**WRITTEN PROBLEM**
Extract all of the entries and set them down verbatim.

**SOURCE RECORDS**

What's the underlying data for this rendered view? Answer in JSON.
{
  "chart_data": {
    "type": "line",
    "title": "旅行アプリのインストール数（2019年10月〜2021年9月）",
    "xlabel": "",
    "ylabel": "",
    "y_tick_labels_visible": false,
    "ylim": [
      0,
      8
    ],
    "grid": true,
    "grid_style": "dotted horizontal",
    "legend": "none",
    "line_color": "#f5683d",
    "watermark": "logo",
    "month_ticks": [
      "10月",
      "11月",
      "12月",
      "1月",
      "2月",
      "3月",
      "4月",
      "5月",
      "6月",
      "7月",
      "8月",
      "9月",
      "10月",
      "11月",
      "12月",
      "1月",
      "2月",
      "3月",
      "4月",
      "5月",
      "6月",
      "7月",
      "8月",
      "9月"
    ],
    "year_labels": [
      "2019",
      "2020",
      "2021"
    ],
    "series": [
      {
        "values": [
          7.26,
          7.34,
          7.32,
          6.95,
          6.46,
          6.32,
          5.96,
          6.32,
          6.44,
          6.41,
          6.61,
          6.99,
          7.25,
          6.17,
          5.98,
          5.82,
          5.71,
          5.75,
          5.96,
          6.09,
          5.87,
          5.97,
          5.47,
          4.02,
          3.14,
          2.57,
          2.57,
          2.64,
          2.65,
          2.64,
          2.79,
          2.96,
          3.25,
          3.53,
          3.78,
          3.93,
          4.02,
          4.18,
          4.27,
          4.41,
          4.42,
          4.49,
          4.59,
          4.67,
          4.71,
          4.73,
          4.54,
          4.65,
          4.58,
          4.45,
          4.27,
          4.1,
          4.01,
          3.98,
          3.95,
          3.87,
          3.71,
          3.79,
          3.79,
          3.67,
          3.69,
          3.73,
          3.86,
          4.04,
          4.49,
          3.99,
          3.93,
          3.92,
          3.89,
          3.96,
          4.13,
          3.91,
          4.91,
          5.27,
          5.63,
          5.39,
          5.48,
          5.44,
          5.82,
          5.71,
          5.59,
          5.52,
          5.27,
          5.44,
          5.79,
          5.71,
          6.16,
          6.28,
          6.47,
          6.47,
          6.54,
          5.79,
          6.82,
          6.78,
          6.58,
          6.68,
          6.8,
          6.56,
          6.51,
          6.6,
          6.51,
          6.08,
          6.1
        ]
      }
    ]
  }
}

**RESULT FOR THIS TASK**
What's the underlying data for this rendered view? Answer in JSON.
{
  "chart_data": {
    "type": "line",
    "title": "旅行アプリのインストール数（2019年10月〜2021年9月）",
    "xlabel": "",
    "ylabel": "",
    "y_tick_labels_visible": false,
    "ylim": [
      0,
      8
    ],
    "grid": true,
    "grid_style": "dotted horizontal",
    "legend": "none",
    "line_color": "#f5683d",
    "watermark": "logo",
    "month_ticks": [
      "10月",
      "11月",
      "12月",
      "1月",
      "2月",
      "3月",
      "4月",
      "5月",
      "6月",
      "7月",
      "8月",
      "9月",
      "10月",
      "11月",
      "12月",
      "1月",
      "2月",
      "3月",
      "4月",
      "5月",
      "6月",
      "7月",
      "8月",
      "9月"
    ],
    "year_labels": [
      "2019",
      "2020",
      "2021"
    ],
    "series": [
      {
        "values": [
          7.26,
          7.34,
          7.32,
          6.95,
          6.46,
          6.32,
          5.96,
          6.32,
          6.44,
          6.41,
          6.61,
          6.99,
          7.25,
          6.17,
          5.98,
          5.82,
          5.71,
          5.75,
          5.96,
          6.09,
          5.87,
          5.97,
          5.47,
          4.02,
          3.14,
          2.57,
          2.57,
          2.64,
          2.65,
          2.64,
          2.79,
          2.96,
          3.25,
          3.53,
          3.78,
          3.93,
          4.02,
          4.18,
          4.27,
          4.41,
          4.42,
          4.49,
          4.59,
          4.67,
          4.71,
          4.73,
          4.54,
          4.65,
          4.58,
          4.45,
          4.27,
          4.1,
          4.01,
          3.98,
          3.95,
          3.87,
          3.71,
          3.79,
          3.79,
          3.67,
          3.69,
          3.73,
          3.86,
          4.04,
          4.49,
          3.99,
          3.93,
          3.92,
          3.89,
          3.96,
          4.13,
          3.91,
          4.91,
          5.27,
          5.63,
          5.39,
          5.48,
          5.44,
          5.82,
          5.71,
          5.59,
          5.52,
          5.27,
          5.44,
          5.79,
          5.71,
          6.16,
          6.28,
          6.47,
          6.47,
          6.54,
          5.79,
          6.82,
          6.78,
          6.58,
          6.68,
          6.8,
          6.56,
          6.51,
          6.6,
          6.51,
          6.08,
          6.1
        ]
      }
    ]
  }
}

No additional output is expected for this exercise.